§ **What is asked**
Will you print the material below without altering a single character?

§ **Records from a collection of figures**
--------------------------------------------------
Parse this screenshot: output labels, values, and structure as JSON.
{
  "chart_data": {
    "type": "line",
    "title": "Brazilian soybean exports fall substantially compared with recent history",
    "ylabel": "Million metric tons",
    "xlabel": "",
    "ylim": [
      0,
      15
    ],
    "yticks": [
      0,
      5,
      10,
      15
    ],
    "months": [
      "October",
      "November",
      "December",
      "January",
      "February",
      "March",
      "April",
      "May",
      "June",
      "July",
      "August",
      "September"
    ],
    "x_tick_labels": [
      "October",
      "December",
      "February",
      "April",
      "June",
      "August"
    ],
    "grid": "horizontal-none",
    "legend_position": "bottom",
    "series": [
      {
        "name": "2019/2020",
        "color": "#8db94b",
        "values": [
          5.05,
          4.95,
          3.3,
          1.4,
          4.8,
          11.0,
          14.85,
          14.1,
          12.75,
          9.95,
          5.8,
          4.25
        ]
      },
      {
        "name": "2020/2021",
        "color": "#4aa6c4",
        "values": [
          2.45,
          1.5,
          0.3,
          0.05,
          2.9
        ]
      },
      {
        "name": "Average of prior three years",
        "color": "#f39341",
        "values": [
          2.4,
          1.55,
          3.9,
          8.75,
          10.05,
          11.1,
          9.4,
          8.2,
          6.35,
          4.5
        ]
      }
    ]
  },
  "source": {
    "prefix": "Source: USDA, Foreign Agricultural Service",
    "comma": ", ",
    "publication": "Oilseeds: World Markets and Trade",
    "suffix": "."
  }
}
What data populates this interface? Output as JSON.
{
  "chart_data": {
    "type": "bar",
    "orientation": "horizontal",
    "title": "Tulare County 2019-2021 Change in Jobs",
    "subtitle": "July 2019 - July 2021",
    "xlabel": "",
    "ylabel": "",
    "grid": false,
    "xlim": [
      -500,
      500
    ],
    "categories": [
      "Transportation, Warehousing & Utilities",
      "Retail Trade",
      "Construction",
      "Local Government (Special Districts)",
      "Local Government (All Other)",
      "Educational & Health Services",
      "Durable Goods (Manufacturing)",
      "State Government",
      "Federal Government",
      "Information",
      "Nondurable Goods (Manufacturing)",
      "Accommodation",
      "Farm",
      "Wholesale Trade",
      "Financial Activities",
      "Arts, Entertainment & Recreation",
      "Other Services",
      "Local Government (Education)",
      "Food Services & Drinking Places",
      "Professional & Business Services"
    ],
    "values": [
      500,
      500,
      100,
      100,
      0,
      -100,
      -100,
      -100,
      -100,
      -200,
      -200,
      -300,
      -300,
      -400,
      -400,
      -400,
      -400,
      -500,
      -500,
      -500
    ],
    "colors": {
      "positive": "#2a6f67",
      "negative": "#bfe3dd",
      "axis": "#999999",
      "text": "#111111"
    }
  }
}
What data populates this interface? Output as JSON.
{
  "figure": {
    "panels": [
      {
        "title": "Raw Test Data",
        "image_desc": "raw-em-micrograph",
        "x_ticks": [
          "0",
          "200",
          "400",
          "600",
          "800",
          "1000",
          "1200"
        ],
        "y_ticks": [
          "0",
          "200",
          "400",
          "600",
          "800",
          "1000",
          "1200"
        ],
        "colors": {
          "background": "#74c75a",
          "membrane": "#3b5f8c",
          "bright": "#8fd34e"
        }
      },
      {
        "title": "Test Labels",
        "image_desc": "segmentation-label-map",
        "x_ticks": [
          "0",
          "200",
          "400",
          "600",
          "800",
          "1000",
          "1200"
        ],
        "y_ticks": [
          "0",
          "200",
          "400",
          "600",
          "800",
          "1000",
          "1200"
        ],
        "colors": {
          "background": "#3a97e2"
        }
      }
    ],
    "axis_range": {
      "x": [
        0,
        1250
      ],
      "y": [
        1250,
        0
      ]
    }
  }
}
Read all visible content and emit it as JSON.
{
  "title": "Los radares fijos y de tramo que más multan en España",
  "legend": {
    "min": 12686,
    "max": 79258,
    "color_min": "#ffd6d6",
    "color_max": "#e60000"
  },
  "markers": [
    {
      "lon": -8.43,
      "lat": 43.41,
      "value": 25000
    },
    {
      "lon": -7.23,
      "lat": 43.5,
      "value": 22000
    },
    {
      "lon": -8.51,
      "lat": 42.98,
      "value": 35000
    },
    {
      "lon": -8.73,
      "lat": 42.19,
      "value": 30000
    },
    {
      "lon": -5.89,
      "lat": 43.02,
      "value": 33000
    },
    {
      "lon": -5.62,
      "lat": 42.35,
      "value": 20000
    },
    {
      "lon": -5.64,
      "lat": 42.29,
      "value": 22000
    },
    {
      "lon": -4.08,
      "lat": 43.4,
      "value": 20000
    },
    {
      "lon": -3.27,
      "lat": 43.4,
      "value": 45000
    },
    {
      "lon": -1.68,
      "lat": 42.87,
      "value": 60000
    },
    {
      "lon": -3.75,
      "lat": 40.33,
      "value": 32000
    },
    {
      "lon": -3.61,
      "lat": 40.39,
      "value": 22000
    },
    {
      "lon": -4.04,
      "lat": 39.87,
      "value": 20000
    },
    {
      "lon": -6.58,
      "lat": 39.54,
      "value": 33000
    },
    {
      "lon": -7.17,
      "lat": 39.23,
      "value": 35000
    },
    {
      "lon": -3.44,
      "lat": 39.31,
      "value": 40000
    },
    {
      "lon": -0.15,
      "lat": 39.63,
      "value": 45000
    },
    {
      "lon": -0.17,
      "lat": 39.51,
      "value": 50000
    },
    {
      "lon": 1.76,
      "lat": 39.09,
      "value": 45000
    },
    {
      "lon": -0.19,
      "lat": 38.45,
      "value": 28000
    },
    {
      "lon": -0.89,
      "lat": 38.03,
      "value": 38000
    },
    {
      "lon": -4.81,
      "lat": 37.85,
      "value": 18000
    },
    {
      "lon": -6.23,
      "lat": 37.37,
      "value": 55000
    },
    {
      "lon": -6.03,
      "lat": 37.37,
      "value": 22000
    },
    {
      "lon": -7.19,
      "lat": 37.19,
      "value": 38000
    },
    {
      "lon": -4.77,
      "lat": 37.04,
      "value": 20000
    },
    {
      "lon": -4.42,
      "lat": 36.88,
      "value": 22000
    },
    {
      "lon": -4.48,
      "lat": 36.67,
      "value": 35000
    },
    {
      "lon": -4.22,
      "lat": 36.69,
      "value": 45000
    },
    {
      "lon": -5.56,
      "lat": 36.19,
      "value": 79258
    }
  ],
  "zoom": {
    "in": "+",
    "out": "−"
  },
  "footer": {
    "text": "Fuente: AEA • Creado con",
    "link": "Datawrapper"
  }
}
--------------------------------------------------
§ **Task answer**
Parse this screenshot: output labels, values, and structure as JSON.
{
  "chart_data": {
    "type": "line",
    "title": "Brazilian soybean exports fall substantially compared with recent history",
    "ylabel": "Million metric tons",
    "xlabel": "",
    "ylim": [
      0,
      15
    ],
    "yticks": [
      0,
      5,
      10,
      15
    ],
    "months": [
      "October",
      "November",
      "December",
      "January",
      "February",
      "March",
      "April",
      "May",
      "June",
      "July",
      "August",
      "September"
    ],
    "x_tick_labels": [
      "October",
      "December",
      "February",
      "April",
      "June",
      "August"
    ],
    "grid": "horizontal-none",
    "legend_position": "bottom",
    "series": [
      {
        "name": "2019/2020",
        "color": "#8db94b",
        "values": [
          5.05,
          4.95,
          3.3,
          1.4,
          4.8,
          11.0,
          14.85,
          14.1,
          12.75,
          9.95,
          5.8,
          4.25
        ]
      },
      {
        "name": "2020/2021",
        "color": "#4aa6c4",
        "values": [
          2.45,
          1.5,
          0.3,
          0.05,
          2.9
        ]
      },
      {
        "name": "Average of prior three years",
        "color": "#f39341",
        "values": [
          2.4,
          1.55,
          3.9,
          8.75,
          10.05,
          11.1,
          9.4,
          8.2,
          6.35,
          4.5
        ]
      }
    ]
  },
  "source": {
    "prefix": "Source: USDA, Foreign Agricultural Service",
    "comma": ", ",
    "publication": "Oilseeds: World Markets and Trade",
    "suffix": "."
  }
}
What data populates this interface? Output as JSON.
{
  "chart_data": {
    "type": "bar",
    "orientation": "horizontal",
    "title": "Tulare County 2019-2021 Change in Jobs",
    "subtitle": "July 2019 - July 2021",
    "xlabel": "",
    "ylabel": "",
    "grid": false,
    "xlim": [
      -500,
      500
    ],
    "categories": [
      "Transportation, Warehousing & Utilities",
      "Retail Trade",
      "Construction",
      "Local Government (Special Districts)",
      "Local Government (All Other)",
      "Educational & Health Services",
      "Durable Goods (Manufacturing)",
      "State Government",
      "Federal Government",
      "Information",
      "Nondurable Goods (Manufacturing)",
      "Accommodation",
      "Farm",
      "Wholesale Trade",
      "Financial Activities",
      "Arts, Entertainment & Recreation",
      "Other Services",
      "Local Government (Education)",
      "Food Services & Drinking Places",
      "Professional & Business Services"
    ],
    "values": [
      500,
      500,
      100,
      100,
      0,
      -100,
      -100,
      -100,
      -100,
      -200,
      -200,
      -300,
      -300,
      -400,
      -400,
      -400,
      -400,
      -500,
      -500,
      -500
    ],
    "colors": {
      "positive": "#2a6f67",
      "negative": "#bfe3dd",
      "axis": "#999999",
      "text": "#111111"
    }
  }
}
What data populates this interface? Output as JSON.
{
  "figure": {
    "panels": [
      {
        "title": "Raw Test Data",
        "image_desc": "raw-em-micrograph",
        "x_ticks": [
          "0",
          "200",
          "400",
          "600",
          "800",
          "1000",
          "1200"
        ],
        "y_ticks": [
          "0",
          "200",
          "400",
          "600",
          "800",
          "1000",
          "1200"
        ],
        "colors": {
          "background": "#74c75a",
          "membrane": "#3b5f8c",
          "bright": "#8fd34e"
        }
      },
      {
        "title": "Test Labels",
        "image_desc": "segmentation-label-map",
        "x_ticks": [
          "0",
          "200",
          "400",
          "600",
          "800",
          "1000",
          "1200"
        ],
        "y_ticks": [
          "0",
          "200",
          "400",
          "600",
          "800",
          "1000",
          "1200"
        ],
        "colors": {
          "background": "#3a97e2"
        }
      }
    ],
    "axis_range": {
      "x": [
        0,
        1250
      ],
      "y": [
        1250,
        0
      ]
    }
  }
}
Read all visible content and emit it as JSON.
{
  "title": "Los radares fijos y de tramo que más multan en España",
  "legend": {
    "min": 12686,
    "max": 79258,
    "color_min": "#ffd6d6",
    "color_max": "#e60000"
  },
  "markers": [
    {
      "lon": -8.43,
      "lat": 43.41,
      "value": 25000
    },
    {
      "lon": -7.23,
      "lat": 43.5,
      "value": 22000
    },
    {
      "lon": -8.51,
      "lat": 42.98,
      "value": 35000
    },
    {
      "lon": -8.73,
      "lat": 42.19,
      "value": 30000
    },
    {
      "lon": -5.89,
      "lat": 43.02,
      "value": 33000
    },
    {
      "lon": -5.62,
      "lat": 42.35,
      "value": 20000
    },
    {
      "lon": -5.64,
      "lat": 42.29,
      "value": 22000
    },
    {
      "lon": -4.08,
      "lat": 43.4,
      "value": 20000
    },
    {
      "lon": -3.27,
      "lat": 43.4,
      "value": 45000
    },
    {
      "lon": -1.68,
      "lat": 42.87,
      "value": 60000
    },
    {
      "lon": -3.75,
      "lat": 40.33,
      "value": 32000
    },
    {
      "lon": -3.61,
      "lat": 40.39,
      "value": 22000
    },
    {
      "lon": -4.04,
      "lat": 39.87,
      "value": 20000
    },
    {
      "lon": -6.58,
      "lat": 39.54,
      "value": 33000
    },
    {
      "lon": -7.17,
      "lat": 39.23,
      "value": 35000
    },
    {
      "lon": -3.44,
      "lat": 39.31,
      "value": 40000
    },
    {
      "lon": -0.15,
      "lat": 39.63,
      "value": 45000
    },
    {
      "lon": -0.17,
      "lat": 39.51,
      "value": 50000
    },
    {
      "lon": 1.76,
      "lat": 39.09,
      "value": 45000
    },
    {
      "lon": -0.19,
      "lat": 38.45,
      "value": 28000
    },
    {
      "lon": -0.89,
      "lat": 38.03,
      "value": 38000
    },
    {
      "lon": -4.81,
      "lat": 37.85,
      "value": 18000
    },
    {
      "lon": -6.23,
      "lat": 37.37,
      "value": 55000
    },
    {
      "lon": -6.03,
      "lat": 37.37,
      "value": 22000
    },
    {
      "lon": -7.19,
      "lat": 37.19,
      "value": 38000
    },
    {
      "lon": -4.77,
      "lat": 37.04,
      "value": 20000
    },
    {
      "lon": -4.42,
      "lat": 36.88,
      "value": 22000
    },
    {
      "lon": -4.48,
      "lat": 36.67,
      "value": 35000
    },
    {
      "lon": -4.22,
      "lat": 36.69,
      "value": 45000
    },
    {
      "lon": -5.56,
      "lat": 36.19,
      "value": 79258
    }
  ],
  "zoom": {
    "in": "+",
    "out": "−"
  },
  "footer": {
    "text": "Fuente: AEA • Creado con",
    "link": "Datawrapper"
  }
}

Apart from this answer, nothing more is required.